— start EXERCISE INPUTS —

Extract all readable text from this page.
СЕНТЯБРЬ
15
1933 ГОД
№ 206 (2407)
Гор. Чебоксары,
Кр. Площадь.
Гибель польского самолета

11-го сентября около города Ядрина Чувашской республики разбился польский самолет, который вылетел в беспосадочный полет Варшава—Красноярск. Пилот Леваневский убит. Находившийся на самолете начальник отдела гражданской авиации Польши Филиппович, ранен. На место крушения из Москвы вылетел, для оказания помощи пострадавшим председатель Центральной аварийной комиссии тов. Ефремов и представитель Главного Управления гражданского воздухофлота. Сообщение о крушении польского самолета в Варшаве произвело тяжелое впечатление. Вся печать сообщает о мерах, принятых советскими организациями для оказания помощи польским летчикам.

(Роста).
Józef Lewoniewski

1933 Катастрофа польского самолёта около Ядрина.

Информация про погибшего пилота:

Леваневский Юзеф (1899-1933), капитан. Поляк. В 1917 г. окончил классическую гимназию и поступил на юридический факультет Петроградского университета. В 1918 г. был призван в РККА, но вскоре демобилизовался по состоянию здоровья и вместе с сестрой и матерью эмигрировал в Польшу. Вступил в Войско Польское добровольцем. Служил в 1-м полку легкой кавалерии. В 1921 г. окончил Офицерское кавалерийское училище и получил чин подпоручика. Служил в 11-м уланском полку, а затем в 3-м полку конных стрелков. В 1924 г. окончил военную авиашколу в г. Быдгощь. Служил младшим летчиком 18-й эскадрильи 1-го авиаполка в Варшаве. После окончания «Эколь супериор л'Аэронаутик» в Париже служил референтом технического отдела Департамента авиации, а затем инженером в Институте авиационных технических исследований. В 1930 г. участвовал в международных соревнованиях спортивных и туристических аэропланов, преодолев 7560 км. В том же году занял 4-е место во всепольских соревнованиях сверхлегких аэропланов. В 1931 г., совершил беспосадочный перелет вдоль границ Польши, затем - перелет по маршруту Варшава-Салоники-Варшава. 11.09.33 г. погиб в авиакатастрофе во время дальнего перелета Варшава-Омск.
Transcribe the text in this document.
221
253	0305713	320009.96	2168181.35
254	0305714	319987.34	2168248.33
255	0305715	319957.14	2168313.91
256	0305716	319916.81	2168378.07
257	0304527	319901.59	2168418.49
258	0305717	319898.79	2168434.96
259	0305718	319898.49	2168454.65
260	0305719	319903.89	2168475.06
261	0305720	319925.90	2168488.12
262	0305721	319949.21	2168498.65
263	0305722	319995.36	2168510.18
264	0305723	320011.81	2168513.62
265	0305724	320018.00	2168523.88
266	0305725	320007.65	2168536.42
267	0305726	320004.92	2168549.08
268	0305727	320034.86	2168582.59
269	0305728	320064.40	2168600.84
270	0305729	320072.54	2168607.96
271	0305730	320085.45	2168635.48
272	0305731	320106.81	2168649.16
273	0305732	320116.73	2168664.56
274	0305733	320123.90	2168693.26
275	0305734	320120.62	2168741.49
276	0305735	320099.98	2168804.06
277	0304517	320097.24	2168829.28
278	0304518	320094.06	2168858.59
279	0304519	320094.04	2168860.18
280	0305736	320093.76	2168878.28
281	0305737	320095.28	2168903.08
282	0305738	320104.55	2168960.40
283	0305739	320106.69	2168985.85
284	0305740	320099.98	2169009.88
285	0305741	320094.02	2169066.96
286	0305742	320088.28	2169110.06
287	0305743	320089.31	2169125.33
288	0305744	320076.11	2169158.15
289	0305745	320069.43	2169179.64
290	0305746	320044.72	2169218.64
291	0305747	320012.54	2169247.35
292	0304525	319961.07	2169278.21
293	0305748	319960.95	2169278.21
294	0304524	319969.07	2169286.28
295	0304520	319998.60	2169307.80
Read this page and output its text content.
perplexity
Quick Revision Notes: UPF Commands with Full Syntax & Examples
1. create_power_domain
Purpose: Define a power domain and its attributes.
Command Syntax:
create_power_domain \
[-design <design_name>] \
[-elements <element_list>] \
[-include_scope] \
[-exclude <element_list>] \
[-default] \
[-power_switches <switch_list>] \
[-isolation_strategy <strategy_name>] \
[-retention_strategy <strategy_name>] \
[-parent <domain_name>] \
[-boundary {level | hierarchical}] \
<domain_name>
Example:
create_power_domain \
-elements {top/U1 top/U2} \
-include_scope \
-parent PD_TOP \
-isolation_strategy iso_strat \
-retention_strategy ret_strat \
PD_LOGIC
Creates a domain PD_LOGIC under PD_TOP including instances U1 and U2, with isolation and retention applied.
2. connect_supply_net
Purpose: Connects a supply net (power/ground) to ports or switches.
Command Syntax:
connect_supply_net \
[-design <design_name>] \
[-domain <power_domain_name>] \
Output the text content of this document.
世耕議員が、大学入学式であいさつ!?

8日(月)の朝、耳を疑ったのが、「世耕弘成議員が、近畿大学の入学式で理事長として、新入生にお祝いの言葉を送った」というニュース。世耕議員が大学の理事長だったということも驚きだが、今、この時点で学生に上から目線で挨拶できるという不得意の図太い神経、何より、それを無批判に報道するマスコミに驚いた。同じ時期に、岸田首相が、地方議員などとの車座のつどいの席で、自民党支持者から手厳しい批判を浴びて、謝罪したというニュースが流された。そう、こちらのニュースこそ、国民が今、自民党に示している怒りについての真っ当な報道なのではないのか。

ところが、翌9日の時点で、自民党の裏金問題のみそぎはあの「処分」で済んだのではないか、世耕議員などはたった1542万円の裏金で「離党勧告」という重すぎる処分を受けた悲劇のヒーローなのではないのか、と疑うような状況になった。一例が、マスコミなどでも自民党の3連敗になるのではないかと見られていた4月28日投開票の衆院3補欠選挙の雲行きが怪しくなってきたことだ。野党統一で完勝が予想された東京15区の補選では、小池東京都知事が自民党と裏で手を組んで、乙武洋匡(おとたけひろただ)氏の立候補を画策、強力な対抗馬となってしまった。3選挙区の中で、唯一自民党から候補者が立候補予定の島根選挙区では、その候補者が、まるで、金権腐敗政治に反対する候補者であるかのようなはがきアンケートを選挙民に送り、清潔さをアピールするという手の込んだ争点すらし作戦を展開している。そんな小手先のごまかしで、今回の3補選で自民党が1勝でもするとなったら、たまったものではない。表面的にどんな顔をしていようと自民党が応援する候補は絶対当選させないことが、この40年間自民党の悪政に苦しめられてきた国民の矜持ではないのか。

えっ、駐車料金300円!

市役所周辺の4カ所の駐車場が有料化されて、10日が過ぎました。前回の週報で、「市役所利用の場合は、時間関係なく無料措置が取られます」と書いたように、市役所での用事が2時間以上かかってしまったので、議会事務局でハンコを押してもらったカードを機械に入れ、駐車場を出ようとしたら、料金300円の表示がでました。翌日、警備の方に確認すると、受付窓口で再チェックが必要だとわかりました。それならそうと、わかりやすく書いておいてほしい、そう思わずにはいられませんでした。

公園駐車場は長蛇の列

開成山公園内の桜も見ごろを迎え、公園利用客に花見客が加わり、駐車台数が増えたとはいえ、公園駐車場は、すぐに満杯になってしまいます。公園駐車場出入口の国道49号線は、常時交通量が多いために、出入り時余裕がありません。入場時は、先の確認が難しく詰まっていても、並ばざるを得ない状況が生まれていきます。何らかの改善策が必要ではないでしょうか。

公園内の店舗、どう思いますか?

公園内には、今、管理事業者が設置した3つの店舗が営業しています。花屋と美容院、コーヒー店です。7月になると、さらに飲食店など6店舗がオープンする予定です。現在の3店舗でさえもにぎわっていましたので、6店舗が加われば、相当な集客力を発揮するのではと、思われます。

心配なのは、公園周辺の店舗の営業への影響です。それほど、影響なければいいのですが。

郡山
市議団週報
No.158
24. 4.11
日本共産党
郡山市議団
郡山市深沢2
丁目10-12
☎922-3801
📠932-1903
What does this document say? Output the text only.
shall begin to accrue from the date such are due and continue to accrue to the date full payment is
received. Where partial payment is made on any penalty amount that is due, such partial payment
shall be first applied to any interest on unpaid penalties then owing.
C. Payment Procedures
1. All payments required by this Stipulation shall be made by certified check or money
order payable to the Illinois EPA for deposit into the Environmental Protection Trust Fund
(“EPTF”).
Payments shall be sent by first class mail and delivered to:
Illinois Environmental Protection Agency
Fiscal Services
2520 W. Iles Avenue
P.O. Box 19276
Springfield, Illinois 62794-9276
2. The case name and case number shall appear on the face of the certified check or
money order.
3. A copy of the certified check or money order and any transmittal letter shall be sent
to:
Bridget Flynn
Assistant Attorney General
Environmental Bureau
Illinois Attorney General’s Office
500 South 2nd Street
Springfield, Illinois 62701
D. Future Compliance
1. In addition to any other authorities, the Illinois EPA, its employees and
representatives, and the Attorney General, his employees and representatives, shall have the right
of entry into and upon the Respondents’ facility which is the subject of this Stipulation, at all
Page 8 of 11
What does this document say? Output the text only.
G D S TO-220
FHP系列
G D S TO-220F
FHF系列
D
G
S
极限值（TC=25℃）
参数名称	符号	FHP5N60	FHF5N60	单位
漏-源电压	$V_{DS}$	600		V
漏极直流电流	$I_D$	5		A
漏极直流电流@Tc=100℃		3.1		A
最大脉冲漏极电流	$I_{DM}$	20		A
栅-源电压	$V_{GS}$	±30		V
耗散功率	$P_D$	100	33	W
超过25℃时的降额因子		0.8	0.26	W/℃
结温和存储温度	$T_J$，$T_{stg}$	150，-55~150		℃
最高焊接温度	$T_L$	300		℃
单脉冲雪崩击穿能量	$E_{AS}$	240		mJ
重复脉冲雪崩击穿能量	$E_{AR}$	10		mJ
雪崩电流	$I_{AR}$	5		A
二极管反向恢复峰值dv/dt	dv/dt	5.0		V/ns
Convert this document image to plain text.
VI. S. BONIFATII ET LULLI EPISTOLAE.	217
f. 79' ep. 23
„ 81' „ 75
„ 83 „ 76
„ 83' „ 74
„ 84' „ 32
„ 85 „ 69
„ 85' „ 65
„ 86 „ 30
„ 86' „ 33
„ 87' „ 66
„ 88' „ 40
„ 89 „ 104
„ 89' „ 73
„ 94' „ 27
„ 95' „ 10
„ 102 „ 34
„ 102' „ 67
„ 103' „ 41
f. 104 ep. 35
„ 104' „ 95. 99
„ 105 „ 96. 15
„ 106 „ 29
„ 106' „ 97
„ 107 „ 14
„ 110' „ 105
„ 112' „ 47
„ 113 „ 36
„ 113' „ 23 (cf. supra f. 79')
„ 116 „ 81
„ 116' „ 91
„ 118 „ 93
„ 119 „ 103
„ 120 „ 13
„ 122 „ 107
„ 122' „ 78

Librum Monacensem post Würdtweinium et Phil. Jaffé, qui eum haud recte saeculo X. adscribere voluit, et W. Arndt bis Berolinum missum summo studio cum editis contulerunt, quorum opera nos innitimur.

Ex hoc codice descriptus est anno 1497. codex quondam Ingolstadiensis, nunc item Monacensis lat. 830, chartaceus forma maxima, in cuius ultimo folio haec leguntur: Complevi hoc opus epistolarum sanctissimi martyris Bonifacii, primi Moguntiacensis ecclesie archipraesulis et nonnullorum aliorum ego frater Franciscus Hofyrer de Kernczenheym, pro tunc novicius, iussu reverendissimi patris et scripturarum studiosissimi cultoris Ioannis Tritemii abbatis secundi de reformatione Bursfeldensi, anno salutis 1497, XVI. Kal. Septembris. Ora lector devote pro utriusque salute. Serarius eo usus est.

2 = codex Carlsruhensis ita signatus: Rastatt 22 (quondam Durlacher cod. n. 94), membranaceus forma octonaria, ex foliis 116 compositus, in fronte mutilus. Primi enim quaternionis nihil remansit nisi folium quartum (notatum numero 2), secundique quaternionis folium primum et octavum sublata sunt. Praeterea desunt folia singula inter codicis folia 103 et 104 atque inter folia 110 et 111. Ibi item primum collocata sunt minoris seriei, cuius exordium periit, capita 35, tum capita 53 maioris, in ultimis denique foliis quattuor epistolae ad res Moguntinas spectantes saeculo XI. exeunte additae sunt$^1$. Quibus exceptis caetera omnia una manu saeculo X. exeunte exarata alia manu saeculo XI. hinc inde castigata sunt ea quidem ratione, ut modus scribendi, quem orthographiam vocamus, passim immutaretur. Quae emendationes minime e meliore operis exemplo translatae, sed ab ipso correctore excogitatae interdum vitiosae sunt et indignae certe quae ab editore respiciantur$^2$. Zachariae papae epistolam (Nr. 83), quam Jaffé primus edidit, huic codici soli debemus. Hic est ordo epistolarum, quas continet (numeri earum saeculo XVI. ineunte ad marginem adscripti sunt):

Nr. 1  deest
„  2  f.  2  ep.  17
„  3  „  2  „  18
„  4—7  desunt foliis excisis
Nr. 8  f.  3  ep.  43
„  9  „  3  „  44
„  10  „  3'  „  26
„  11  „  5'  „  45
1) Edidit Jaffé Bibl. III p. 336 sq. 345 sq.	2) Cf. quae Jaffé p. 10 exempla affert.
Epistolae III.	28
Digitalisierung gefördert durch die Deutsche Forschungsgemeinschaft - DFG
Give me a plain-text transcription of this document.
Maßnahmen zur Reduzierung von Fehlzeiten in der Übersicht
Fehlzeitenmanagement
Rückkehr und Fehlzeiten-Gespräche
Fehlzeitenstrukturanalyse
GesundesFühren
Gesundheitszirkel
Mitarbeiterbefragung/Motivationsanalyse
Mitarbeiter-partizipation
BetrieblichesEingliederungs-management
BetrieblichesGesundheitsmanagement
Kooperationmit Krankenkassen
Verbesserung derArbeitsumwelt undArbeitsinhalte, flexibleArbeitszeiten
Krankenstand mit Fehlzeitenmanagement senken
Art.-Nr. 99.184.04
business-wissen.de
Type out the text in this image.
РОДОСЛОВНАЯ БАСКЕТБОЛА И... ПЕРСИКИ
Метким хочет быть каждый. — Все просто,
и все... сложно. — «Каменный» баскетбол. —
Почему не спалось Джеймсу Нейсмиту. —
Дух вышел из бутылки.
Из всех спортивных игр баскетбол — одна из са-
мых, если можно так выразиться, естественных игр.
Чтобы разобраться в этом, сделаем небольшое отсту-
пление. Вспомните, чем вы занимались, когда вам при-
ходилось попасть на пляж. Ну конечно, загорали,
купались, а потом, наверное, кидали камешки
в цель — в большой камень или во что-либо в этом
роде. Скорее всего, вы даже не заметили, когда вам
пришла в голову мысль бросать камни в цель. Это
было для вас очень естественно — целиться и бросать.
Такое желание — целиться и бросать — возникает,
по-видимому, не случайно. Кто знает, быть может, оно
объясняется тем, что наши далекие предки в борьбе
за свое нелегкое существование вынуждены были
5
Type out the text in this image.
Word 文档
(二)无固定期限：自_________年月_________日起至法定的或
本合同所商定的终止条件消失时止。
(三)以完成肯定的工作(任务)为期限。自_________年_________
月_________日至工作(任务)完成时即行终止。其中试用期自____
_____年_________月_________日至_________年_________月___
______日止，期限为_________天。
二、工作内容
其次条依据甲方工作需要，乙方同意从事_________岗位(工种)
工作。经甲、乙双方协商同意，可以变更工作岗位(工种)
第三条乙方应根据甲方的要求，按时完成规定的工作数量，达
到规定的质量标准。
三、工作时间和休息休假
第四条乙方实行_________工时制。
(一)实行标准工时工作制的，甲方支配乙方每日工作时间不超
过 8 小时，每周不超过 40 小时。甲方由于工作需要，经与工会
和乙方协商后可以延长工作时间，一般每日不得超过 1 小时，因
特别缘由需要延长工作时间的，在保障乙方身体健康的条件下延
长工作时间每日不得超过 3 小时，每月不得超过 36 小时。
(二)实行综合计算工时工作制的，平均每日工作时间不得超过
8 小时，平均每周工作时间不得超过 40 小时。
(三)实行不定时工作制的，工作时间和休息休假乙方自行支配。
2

— end EXERCISE INPUTS —

In the records above, find the lines containing "Attorney" and copy them.

FINAL RESULT:
Assistant Attorney General
Illinois Attorney General’s Office
representatives, and the Attorney General, his employees and representatives, shall have the right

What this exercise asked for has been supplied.